- [WHAT IS REQUIRED]: Reproduce the items verbatim, starting at the first item and ending at the line containing "staticText: ( — [69, 194, 72, 206]", with both ends included.

Raw items
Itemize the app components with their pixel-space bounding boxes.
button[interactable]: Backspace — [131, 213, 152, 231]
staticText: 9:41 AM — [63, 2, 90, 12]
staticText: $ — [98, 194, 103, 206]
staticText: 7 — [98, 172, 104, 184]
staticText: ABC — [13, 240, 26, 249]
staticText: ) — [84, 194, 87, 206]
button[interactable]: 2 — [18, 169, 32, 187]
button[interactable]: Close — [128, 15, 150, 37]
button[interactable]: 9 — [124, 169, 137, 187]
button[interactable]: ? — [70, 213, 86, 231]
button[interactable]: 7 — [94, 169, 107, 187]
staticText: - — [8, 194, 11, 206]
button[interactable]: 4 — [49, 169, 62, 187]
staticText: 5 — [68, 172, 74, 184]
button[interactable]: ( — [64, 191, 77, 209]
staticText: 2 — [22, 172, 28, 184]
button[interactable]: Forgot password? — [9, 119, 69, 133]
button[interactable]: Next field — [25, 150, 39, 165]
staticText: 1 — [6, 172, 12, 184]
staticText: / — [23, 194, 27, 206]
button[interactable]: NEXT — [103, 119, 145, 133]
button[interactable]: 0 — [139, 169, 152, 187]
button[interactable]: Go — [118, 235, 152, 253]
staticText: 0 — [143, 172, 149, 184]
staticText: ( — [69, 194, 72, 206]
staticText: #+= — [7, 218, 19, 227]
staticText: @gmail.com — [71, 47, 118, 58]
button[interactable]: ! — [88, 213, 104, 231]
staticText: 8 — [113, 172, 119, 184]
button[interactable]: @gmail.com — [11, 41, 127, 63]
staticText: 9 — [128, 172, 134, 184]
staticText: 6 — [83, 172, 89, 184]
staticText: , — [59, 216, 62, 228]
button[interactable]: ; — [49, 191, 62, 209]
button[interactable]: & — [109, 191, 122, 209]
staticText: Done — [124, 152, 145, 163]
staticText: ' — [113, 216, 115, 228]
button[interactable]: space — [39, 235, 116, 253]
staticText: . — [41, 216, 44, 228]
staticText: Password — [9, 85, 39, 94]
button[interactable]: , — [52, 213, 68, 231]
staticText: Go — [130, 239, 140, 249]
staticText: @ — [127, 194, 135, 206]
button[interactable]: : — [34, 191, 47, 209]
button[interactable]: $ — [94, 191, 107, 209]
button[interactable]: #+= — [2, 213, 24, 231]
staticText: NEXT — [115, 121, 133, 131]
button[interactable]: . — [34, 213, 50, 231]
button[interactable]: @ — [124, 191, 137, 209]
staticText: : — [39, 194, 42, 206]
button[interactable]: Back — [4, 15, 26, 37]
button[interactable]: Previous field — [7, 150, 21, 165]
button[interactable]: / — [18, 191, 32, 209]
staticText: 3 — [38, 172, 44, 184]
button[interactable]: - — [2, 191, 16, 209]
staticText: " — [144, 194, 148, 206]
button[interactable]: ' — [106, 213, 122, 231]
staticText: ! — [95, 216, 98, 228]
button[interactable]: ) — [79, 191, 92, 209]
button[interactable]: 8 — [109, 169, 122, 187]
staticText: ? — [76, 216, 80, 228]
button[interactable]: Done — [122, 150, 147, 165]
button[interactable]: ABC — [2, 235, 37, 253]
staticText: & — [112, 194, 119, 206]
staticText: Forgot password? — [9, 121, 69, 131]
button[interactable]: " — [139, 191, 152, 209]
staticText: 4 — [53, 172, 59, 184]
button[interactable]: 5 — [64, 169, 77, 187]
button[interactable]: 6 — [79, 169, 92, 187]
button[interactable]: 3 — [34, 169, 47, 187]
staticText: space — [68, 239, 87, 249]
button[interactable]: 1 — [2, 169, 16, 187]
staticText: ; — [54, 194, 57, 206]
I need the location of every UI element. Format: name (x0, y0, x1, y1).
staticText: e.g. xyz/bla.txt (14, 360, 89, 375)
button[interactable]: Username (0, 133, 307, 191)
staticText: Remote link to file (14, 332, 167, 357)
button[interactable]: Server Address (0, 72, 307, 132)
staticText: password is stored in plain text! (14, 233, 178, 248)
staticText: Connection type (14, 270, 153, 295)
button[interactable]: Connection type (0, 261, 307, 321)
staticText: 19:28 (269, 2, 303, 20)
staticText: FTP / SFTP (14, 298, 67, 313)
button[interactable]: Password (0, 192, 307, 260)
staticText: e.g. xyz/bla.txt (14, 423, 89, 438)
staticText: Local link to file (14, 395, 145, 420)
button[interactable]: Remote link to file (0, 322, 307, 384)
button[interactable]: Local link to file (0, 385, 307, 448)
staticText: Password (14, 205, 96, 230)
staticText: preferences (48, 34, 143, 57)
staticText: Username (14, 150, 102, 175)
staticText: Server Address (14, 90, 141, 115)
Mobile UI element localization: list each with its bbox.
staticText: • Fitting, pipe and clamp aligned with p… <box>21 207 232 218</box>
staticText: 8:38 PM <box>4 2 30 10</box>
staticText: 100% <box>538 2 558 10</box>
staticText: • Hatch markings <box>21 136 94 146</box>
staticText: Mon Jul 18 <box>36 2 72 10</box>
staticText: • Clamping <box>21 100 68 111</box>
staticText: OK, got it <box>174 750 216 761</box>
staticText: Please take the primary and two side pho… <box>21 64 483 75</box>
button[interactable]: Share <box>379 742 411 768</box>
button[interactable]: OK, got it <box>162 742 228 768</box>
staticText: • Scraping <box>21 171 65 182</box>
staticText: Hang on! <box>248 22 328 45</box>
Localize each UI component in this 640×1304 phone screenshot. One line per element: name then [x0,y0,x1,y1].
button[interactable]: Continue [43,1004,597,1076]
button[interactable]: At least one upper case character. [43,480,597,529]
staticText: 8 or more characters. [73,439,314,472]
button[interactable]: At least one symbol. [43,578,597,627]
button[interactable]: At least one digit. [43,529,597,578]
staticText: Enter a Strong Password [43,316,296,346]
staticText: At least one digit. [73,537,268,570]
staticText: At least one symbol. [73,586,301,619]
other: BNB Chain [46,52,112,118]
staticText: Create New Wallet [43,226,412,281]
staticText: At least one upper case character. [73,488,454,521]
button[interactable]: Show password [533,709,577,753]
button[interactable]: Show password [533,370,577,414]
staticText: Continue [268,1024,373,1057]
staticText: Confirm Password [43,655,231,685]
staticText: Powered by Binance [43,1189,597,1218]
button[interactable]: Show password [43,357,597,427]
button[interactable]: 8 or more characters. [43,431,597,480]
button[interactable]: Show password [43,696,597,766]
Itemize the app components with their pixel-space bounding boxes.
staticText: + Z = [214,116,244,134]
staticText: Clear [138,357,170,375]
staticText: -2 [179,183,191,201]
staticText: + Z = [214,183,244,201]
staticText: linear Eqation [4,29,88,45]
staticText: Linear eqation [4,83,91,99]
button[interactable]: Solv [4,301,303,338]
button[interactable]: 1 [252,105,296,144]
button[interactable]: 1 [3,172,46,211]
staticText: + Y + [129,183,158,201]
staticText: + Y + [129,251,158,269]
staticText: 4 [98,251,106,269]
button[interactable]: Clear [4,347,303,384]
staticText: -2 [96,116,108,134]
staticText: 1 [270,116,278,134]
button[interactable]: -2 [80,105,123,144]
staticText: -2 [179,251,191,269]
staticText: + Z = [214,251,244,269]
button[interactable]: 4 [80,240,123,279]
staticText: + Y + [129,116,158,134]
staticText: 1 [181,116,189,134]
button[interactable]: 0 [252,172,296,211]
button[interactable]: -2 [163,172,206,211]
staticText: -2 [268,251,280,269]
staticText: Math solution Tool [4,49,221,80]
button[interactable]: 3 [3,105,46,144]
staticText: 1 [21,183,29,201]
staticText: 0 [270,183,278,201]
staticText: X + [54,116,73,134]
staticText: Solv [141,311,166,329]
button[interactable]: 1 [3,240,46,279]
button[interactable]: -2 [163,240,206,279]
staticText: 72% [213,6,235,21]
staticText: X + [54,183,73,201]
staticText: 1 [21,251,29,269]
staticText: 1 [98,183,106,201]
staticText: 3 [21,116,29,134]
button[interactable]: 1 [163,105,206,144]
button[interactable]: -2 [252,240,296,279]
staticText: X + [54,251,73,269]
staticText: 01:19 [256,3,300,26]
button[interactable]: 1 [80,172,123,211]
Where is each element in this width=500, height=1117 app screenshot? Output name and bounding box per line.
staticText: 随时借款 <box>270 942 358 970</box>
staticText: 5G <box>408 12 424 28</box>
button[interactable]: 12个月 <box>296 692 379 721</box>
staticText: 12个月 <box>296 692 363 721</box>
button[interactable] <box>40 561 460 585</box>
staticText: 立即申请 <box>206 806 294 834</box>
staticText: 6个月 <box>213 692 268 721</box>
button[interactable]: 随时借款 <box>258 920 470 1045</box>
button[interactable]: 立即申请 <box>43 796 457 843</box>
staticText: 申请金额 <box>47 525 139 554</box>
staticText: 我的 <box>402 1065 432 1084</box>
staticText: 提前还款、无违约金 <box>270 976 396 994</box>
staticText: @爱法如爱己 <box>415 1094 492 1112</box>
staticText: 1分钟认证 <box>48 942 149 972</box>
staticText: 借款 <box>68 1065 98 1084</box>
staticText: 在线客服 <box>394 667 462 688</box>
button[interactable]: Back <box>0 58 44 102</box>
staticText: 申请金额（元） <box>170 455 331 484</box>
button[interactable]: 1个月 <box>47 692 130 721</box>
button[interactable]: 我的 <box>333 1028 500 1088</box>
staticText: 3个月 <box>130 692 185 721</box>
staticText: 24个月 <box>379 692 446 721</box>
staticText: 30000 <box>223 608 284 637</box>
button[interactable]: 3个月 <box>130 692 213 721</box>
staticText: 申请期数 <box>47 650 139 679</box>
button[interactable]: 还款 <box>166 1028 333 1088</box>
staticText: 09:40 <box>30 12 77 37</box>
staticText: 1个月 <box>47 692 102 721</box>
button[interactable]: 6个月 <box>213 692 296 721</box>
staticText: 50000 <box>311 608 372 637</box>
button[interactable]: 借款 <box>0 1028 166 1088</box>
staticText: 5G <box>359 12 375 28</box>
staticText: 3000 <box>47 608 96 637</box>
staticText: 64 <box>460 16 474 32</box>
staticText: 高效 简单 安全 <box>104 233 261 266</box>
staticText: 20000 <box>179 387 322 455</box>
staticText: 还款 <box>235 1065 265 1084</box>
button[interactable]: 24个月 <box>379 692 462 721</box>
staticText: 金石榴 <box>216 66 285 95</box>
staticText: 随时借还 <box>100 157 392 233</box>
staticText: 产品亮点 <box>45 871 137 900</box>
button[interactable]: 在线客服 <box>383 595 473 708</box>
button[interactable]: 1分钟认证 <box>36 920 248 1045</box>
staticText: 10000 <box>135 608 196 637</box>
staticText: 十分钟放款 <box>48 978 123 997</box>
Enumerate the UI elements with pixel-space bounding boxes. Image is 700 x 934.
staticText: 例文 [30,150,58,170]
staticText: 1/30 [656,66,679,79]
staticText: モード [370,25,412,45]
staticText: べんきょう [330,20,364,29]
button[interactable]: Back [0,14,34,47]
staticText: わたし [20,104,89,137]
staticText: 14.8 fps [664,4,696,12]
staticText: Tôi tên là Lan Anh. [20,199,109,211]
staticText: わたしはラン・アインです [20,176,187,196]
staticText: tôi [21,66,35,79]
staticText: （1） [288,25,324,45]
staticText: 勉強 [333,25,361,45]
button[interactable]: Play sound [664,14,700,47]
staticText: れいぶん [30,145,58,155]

- [SOLUTION FOR THIS EXERCISE]:
Itemize the app components with their pixel-space bounding boxes.
button[interactable]: Backspace — [131, 213, 152, 231]
staticText: 9:41 AM — [63, 2, 90, 12]
staticText: $ — [98, 194, 103, 206]
staticText: 7 — [98, 172, 104, 184]
staticText: ABC — [13, 240, 26, 249]
staticText: ) — [84, 194, 87, 206]
button[interactable]: 2 — [18, 169, 32, 187]
button[interactable]: Close — [128, 15, 150, 37]
button[interactable]: 9 — [124, 169, 137, 187]
button[interactable]: ? — [70, 213, 86, 231]
button[interactable]: 7 — [94, 169, 107, 187]
staticText: - — [8, 194, 11, 206]
button[interactable]: 4 — [49, 169, 62, 187]
staticText: 5 — [68, 172, 74, 184]
button[interactable]: ( — [64, 191, 77, 209]
staticText: 2 — [22, 172, 28, 184]
button[interactable]: Forgot password? — [9, 119, 69, 133]
button[interactable]: Next field — [25, 150, 39, 165]
staticText: 1 — [6, 172, 12, 184]
staticText: / — [23, 194, 27, 206]
button[interactable]: NEXT — [103, 119, 145, 133]
button[interactable]: 0 — [139, 169, 152, 187]
button[interactable]: Go — [118, 235, 152, 253]
staticText: 0 — [143, 172, 149, 184]
staticText: ( — [69, 194, 72, 206]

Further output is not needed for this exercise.